### Challenge
In the records below, render everything from the line containing "- list-header: 文件名 大小: [8, 371, 290, 391]" down to the line containing "- expand-plus-icon[interactable]: +: [34, 190, 43, 199]", both included, as a Markdown table with the columns Row and Line. Give each line a row number and leave out blank lines.

[start of Data for this exercise]

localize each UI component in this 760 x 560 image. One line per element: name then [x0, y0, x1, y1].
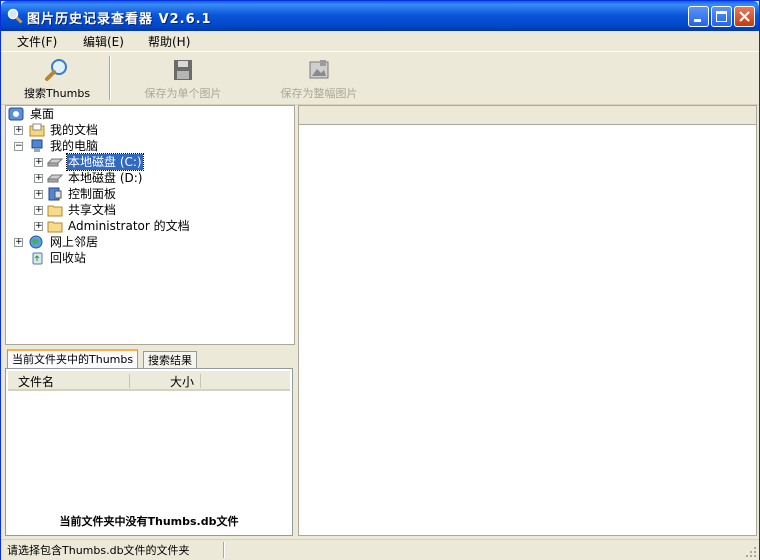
- list-header: 文件名 大小: [8, 371, 290, 391]
- main-window: 图片历史记录查看器 V2.6.1 文件(F) 编辑(E) 帮助(H) 搜索Thu…: [0, 0, 760, 560]
- window-title: 图片历史记录查看器 V2.6.1: [27, 12, 212, 27]
- expand-plus-icon[interactable]: +: [34, 222, 43, 231]
- column-divider[interactable]: [129, 374, 130, 388]
- minimize-icon: [694, 19, 701, 22]
- save-whole-image-button[interactable]: 保存为整幅图片: [273, 56, 365, 100]
- image-preview-pane[interactable]: [298, 105, 757, 536]
- documents-folder-icon: [29, 123, 45, 137]
- expand-plus-icon[interactable]: +: [14, 238, 23, 247]
- tree-label-shared-docs: 共享文档: [68, 203, 117, 217]
- expand-plus-icon[interactable]: +: [14, 126, 23, 135]
- expand-plus-icon[interactable]: +: [34, 190, 43, 199]
- column-header-size[interactable]: 大小: [170, 373, 194, 390]
- tree-label-drive-c: 本地磁盘 (C:): [66, 153, 144, 171]
- search-icon: [45, 59, 67, 81]
- column-divider[interactable]: [200, 374, 201, 388]
- maximize-button[interactable]: [711, 6, 732, 27]
- folder-icon: [47, 221, 63, 233]
- toolbar-separator: [109, 56, 111, 100]
- collapse-minus-icon[interactable]: −: [14, 142, 23, 151]
- tab-current-folder-thumbs[interactable]: 当前文件夹中的Thumbs: [7, 349, 139, 370]
- expand-plus-icon[interactable]: +: [34, 174, 43, 183]
- column-header-filename[interactable]: 文件名: [18, 373, 54, 390]
- save-single-label: 保存为单个图片: [144, 87, 222, 100]
- expand-plus-icon[interactable]: +: [34, 206, 43, 215]
- maximize-icon: [716, 11, 727, 22]
- preview-header: [299, 106, 756, 125]
- tree-label-my-documents: 我的文档: [50, 123, 99, 137]
- recycle-bin-icon: [32, 252, 43, 265]
- close-button[interactable]: [734, 6, 755, 27]
- tab-strip: 当前文件夹中的Thumbs 搜索结果: [5, 349, 295, 370]
- search-thumbs-button[interactable]: 搜索Thumbs: [23, 56, 91, 100]
- desktop-icon: [8, 107, 24, 121]
- folder-tree[interactable]: 桌面 + 我的文档 − 我的电脑 + 本地磁盘 (C:) + 本地磁盘 (D:)…: [5, 105, 295, 345]
- tree-label-recycle-bin: 回收站: [50, 251, 87, 265]
- tree-label-admin-docs: Administrator 的文档: [68, 219, 190, 233]
- menu-edit[interactable]: 编辑(E): [83, 33, 124, 50]
- thumbs-file-list[interactable]: 文件名 大小 当前文件夹中没有Thumbs.db文件: [5, 368, 293, 536]
- tree-label-desktop: 桌面: [30, 107, 55, 121]
- tab-search-results[interactable]: 搜索结果: [143, 351, 197, 369]
- toolbar: 搜索Thumbs 保存为单个图片 保存为整幅图片: [1, 52, 759, 105]
- title-bar[interactable]: 图片历史记录查看器 V2.6.1: [1, 1, 759, 31]
- magnifier-app-icon: [7, 8, 23, 24]
- floppy-disk-icon: [174, 60, 192, 80]
- control-panel-icon: [48, 187, 62, 201]
- status-message: 请选择包含Thumbs.db文件的文件夹: [7, 544, 190, 557]
- search-thumbs-label: 搜索Thumbs: [23, 87, 91, 100]
- menu-help[interactable]: 帮助(H): [148, 33, 190, 50]
- picture-save-icon: [309, 60, 329, 79]
- tree-label-network: 网上邻居: [50, 235, 99, 249]
- computer-icon: [31, 139, 43, 152]
- status-separator: [223, 542, 225, 558]
- minimize-button[interactable]: [688, 6, 709, 27]
- expand-plus-icon[interactable]: +: [34, 158, 43, 167]
- status-bar: 请选择包含Thumbs.db文件的文件夹: [1, 539, 759, 560]
- save-single-image-button[interactable]: 保存为单个图片: [137, 56, 229, 100]
- resize-grip-icon[interactable]: [745, 546, 757, 558]
- menu-file[interactable]: 文件(F): [17, 33, 57, 50]
- hard-drive-icon: [47, 174, 63, 183]
- close-icon: [739, 11, 750, 22]
- empty-list-message: 当前文件夹中没有Thumbs.db文件: [59, 515, 239, 528]
- folder-icon: [47, 205, 63, 217]
- tree-label-drive-d: 本地磁盘 (D:): [68, 171, 143, 185]
- save-whole-label: 保存为整幅图片: [280, 87, 358, 100]
- tree-label-my-computer: 我的电脑: [50, 139, 99, 153]
- network-globe-icon: [29, 235, 43, 249]
- tree-label-control-panel: 控制面板: [68, 187, 117, 201]
- hard-drive-icon: [47, 158, 63, 167]
- menu-bar: 文件(F) 编辑(E) 帮助(H): [1, 31, 759, 52]
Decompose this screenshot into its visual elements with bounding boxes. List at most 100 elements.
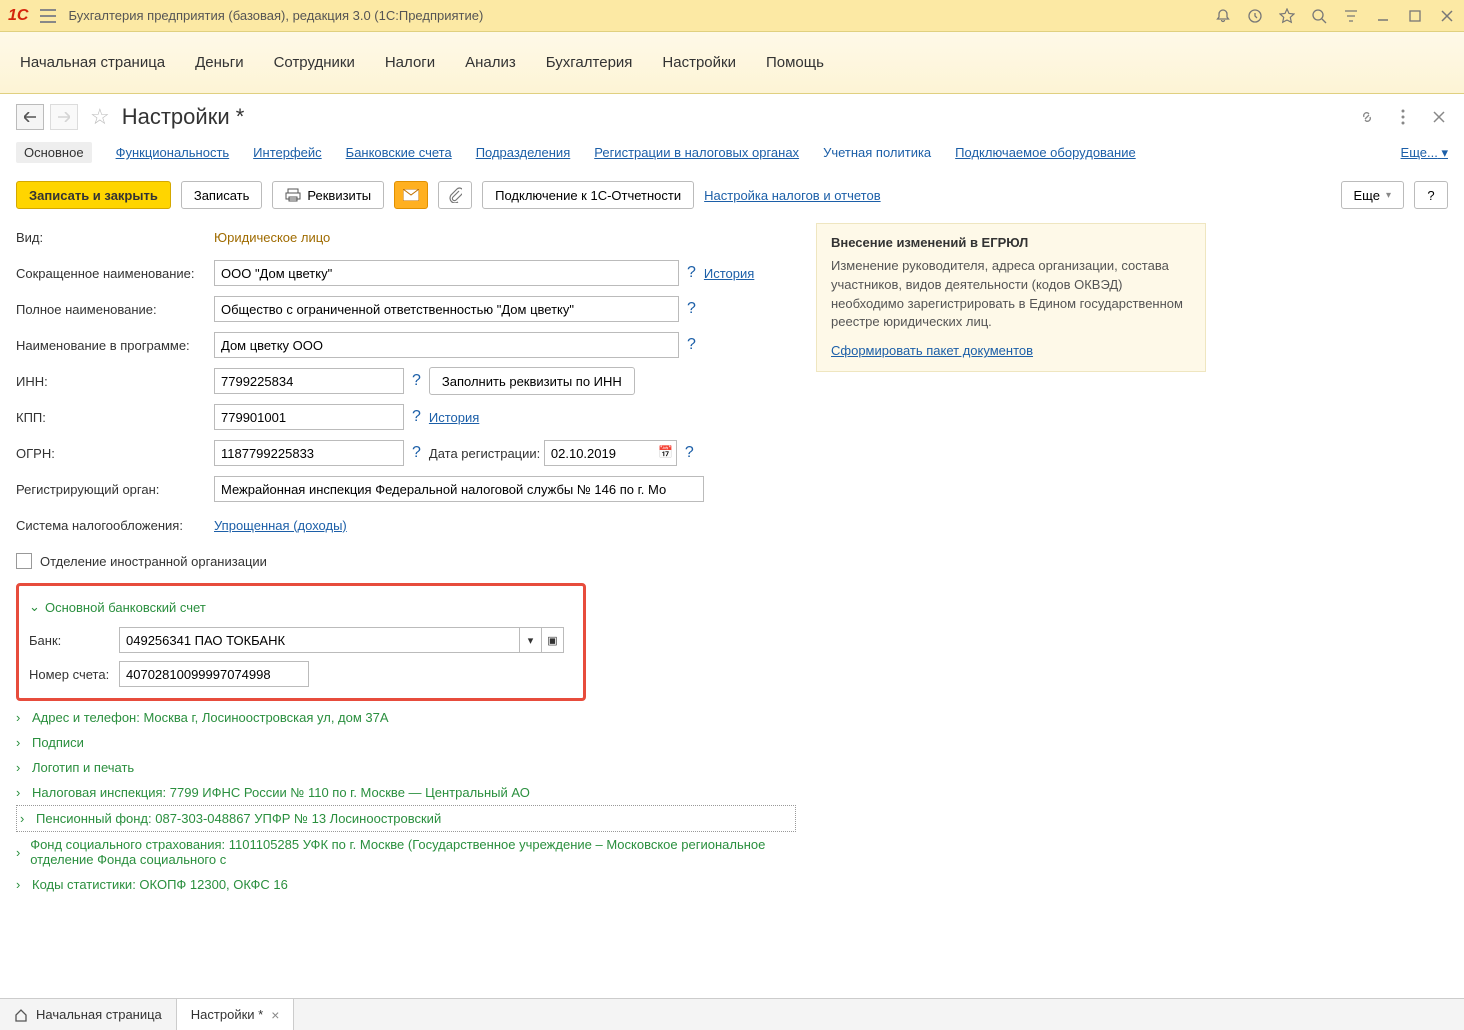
- menu-home[interactable]: Начальная страница: [20, 54, 165, 71]
- full-name-label: Полное наименование:: [16, 302, 214, 317]
- bank-label: Банк:: [29, 633, 119, 648]
- star-icon[interactable]: [1278, 7, 1296, 25]
- kpp-input[interactable]: [214, 404, 404, 430]
- help-icon[interactable]: ?: [412, 444, 421, 462]
- reg-date-input[interactable]: [544, 440, 677, 466]
- menu-accounting[interactable]: Бухгалтерия: [546, 54, 633, 71]
- subnav-subdivisions[interactable]: Подразделения: [476, 145, 571, 160]
- subnav-tax-reg[interactable]: Регистрации в налоговых органах: [594, 145, 799, 160]
- prog-name-input[interactable]: [214, 332, 679, 358]
- toolbar: Записать и закрыть Записать Реквизиты По…: [16, 181, 1448, 209]
- section-pension[interactable]: ›Пенсионный фонд: 087-303-048867 УПФР № …: [16, 805, 796, 832]
- ogrn-input[interactable]: [214, 440, 404, 466]
- help-icon[interactable]: ?: [412, 408, 421, 426]
- help-icon[interactable]: ?: [685, 444, 694, 462]
- reg-org-input[interactable]: [214, 476, 704, 502]
- subnav-functionality[interactable]: Функциональность: [116, 145, 230, 160]
- calendar-icon[interactable]: 📅: [658, 445, 673, 459]
- maximize-icon[interactable]: [1406, 7, 1424, 25]
- help-button[interactable]: ?: [1414, 181, 1448, 209]
- menu-settings[interactable]: Настройки: [662, 54, 736, 71]
- attach-button[interactable]: [438, 181, 472, 209]
- account-label: Номер счета:: [29, 667, 119, 682]
- help-icon[interactable]: ?: [687, 300, 696, 318]
- inn-input[interactable]: [214, 368, 404, 394]
- chevron-right-icon: ›: [16, 735, 26, 750]
- history-link[interactable]: История: [704, 266, 754, 281]
- egrul-infobox: Внесение изменений в ЕГРЮЛ Изменение рук…: [816, 223, 1206, 372]
- tab-close-icon[interactable]: ×: [271, 1007, 279, 1023]
- rekvizity-button[interactable]: Реквизиты: [272, 181, 384, 209]
- info-sidebar: Внесение изменений в ЕГРЮЛ Изменение рук…: [816, 223, 1206, 897]
- subnav-accounting-policy[interactable]: Учетная политика: [823, 145, 931, 160]
- section-logo[interactable]: ›Логотип и печать: [16, 755, 796, 780]
- minimize-icon[interactable]: [1374, 7, 1392, 25]
- help-icon[interactable]: ?: [412, 372, 421, 390]
- history-icon[interactable]: [1246, 7, 1264, 25]
- section-social[interactable]: ›Фонд социального страхования: 110110528…: [16, 832, 796, 872]
- kpp-label: КПП:: [16, 410, 214, 425]
- connect-1c-button[interactable]: Подключение к 1С-Отчетности: [482, 181, 694, 209]
- subnav-interface[interactable]: Интерфейс: [253, 145, 321, 160]
- section-statistics[interactable]: ›Коды статистики: ОКОПФ 12300, ОКФС 16: [16, 872, 796, 897]
- inn-label: ИНН:: [16, 374, 214, 389]
- hamburger-icon[interactable]: [36, 4, 60, 28]
- account-input[interactable]: [119, 661, 309, 687]
- tax-sys-link[interactable]: Упрощенная (доходы): [214, 518, 347, 533]
- more-button[interactable]: Еще ▾: [1341, 181, 1404, 209]
- save-close-button[interactable]: Записать и закрыть: [16, 181, 171, 209]
- chevron-down-icon: ▾: [1441, 145, 1448, 160]
- infobox-link[interactable]: Сформировать пакет документов: [831, 343, 1033, 358]
- menu-money[interactable]: Деньги: [195, 54, 243, 71]
- subnav-bank-accounts[interactable]: Банковские счета: [346, 145, 452, 160]
- foreign-checkbox[interactable]: [16, 553, 32, 569]
- infobox-title: Внесение изменений в ЕГРЮЛ: [831, 234, 1191, 253]
- tab-settings[interactable]: Настройки * ×: [177, 999, 295, 1030]
- short-name-input[interactable]: [214, 260, 679, 286]
- save-button[interactable]: Записать: [181, 181, 263, 209]
- favorite-star-icon[interactable]: ☆: [90, 104, 110, 130]
- full-name-input[interactable]: [214, 296, 679, 322]
- vid-label: Вид:: [16, 230, 214, 245]
- chevron-right-icon: ›: [16, 710, 26, 725]
- nav-back-button[interactable]: [16, 104, 44, 130]
- chevron-down-icon: ▾: [1386, 190, 1391, 201]
- bank-input[interactable]: [119, 627, 520, 653]
- mail-button[interactable]: [394, 181, 428, 209]
- fill-by-inn-button[interactable]: Заполнить реквизиты по ИНН: [429, 367, 635, 395]
- history-link[interactable]: История: [429, 410, 479, 425]
- tab-home[interactable]: Начальная страница: [0, 999, 177, 1030]
- link-icon[interactable]: [1358, 108, 1376, 126]
- tax-setup-link[interactable]: Настройка налогов и отчетов: [704, 188, 880, 203]
- logo-1c: 1C: [8, 7, 28, 25]
- chevron-right-icon: ›: [16, 845, 24, 860]
- open-button[interactable]: ▣: [542, 627, 564, 653]
- chevron-right-icon: ›: [16, 785, 26, 800]
- help-icon[interactable]: ?: [687, 264, 696, 282]
- chevron-right-icon: ›: [16, 877, 26, 892]
- section-tax-inspection[interactable]: ›Налоговая инспекция: 7799 ИФНС России №…: [16, 780, 796, 805]
- content-area: ☆ Настройки * Основное Функциональность …: [0, 94, 1464, 998]
- search-icon[interactable]: [1310, 7, 1328, 25]
- bank-section-header[interactable]: ⌄ Основной банковский счет: [29, 594, 573, 620]
- menu-analysis[interactable]: Анализ: [465, 54, 516, 71]
- section-address[interactable]: ›Адрес и телефон: Москва г, Лосиноостров…: [16, 705, 796, 730]
- help-icon[interactable]: ?: [687, 336, 696, 354]
- short-name-label: Сокращенное наименование:: [16, 266, 214, 281]
- menu-taxes[interactable]: Налоги: [385, 54, 435, 71]
- bell-icon[interactable]: [1214, 7, 1232, 25]
- close-icon[interactable]: [1438, 7, 1456, 25]
- menu-help[interactable]: Помощь: [766, 54, 824, 71]
- section-signatures[interactable]: ›Подписи: [16, 730, 796, 755]
- menu-employees[interactable]: Сотрудники: [274, 54, 355, 71]
- sub-nav: Основное Функциональность Интерфейс Банк…: [16, 142, 1448, 163]
- bank-section-highlighted: ⌄ Основной банковский счет Банк: ▾ ▣ Ном…: [16, 583, 586, 701]
- filter-icon[interactable]: [1342, 7, 1360, 25]
- nav-forward-button[interactable]: [50, 104, 78, 130]
- close-page-icon[interactable]: [1430, 108, 1448, 126]
- subnav-main[interactable]: Основное: [16, 142, 92, 163]
- more-vert-icon[interactable]: [1394, 108, 1412, 126]
- subnav-more[interactable]: Еще... ▾: [1401, 145, 1448, 161]
- subnav-equipment[interactable]: Подключаемое оборудование: [955, 145, 1136, 160]
- dropdown-button[interactable]: ▾: [520, 627, 542, 653]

[end of Data for this exercise]

### Response to the exercise
| Row | Line |
|---|---|
| 1 | - list-header: 文件名 大小: [8, 371, 290, 391] |
| 2 | - main-window: 图片历史记录查看器 V2.6.1 文件(F) 编辑(E) 帮助(H) 搜索Thu…: [0, 0, 760, 560] |
| 3 | - window-title: 图片历史记录查看器 V2.6.1: [27, 12, 212, 27] |
| 4 | - expand-plus-icon[interactable]: +: [34, 222, 43, 231] |
| 5 | - column-divider[interactable]: [129, 374, 130, 388] |
| 6 | - minimize-icon: [694, 19, 701, 22] |
| 7 | - save-whole-image-button[interactable]: 保存为整幅图片: [273, 56, 365, 100] |
| 8 | - image-preview-pane[interactable]: [298, 105, 757, 536] |
| 9 | - documents-folder-icon: [29, 123, 45, 137] |
| 10 | - expand-plus-icon[interactable]: +: [14, 238, 23, 247] |
| 11 | - tree-label-shared-docs: 共享文档: [68, 203, 117, 217] |
| 12 | - expand-plus-icon[interactable]: +: [14, 126, 23, 135] |
| 13 | - expand-plus-icon[interactable]: +: [34, 190, 43, 199] |